• _Work to be completed_
Gather all lines in the entries below that include the word "Interface".

▶

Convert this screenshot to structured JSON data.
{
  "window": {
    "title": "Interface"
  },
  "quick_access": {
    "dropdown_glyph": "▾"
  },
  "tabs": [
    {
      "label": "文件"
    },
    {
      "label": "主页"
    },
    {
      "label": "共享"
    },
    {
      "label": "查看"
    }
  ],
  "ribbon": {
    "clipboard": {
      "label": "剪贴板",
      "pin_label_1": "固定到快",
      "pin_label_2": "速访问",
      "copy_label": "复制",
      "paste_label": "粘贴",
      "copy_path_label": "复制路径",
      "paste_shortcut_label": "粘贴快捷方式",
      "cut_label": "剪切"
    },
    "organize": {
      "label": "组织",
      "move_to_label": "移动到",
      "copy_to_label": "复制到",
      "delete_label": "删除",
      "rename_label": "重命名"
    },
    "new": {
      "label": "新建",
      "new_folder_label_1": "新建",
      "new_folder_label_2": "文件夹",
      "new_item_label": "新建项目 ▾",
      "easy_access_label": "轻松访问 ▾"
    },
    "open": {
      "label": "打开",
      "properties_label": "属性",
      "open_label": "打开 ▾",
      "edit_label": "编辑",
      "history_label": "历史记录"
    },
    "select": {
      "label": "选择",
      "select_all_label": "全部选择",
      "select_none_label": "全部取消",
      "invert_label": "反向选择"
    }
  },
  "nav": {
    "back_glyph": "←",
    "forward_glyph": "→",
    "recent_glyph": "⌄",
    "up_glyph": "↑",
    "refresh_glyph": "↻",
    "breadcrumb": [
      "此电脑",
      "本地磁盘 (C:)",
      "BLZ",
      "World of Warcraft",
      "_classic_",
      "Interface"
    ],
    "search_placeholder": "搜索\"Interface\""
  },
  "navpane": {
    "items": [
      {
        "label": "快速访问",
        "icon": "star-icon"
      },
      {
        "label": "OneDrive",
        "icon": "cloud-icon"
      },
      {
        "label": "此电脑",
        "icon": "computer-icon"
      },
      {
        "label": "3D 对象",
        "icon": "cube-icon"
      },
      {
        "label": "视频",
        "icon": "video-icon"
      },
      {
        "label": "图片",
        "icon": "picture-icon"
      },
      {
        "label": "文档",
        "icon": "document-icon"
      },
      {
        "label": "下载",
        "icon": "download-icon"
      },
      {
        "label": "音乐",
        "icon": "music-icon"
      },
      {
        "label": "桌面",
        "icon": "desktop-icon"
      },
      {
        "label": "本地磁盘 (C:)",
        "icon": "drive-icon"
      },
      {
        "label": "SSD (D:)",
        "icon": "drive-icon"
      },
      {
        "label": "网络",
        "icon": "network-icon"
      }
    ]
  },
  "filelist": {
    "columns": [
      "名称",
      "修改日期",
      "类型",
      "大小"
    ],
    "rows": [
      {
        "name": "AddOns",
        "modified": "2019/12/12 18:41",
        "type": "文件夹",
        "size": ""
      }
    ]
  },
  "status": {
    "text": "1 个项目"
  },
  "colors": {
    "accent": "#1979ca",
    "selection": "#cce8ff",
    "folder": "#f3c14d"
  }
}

◀

• _Expected output_
    "title": "Interface"
      "Interface"
    "search_placeholder": "搜索\"Interface\""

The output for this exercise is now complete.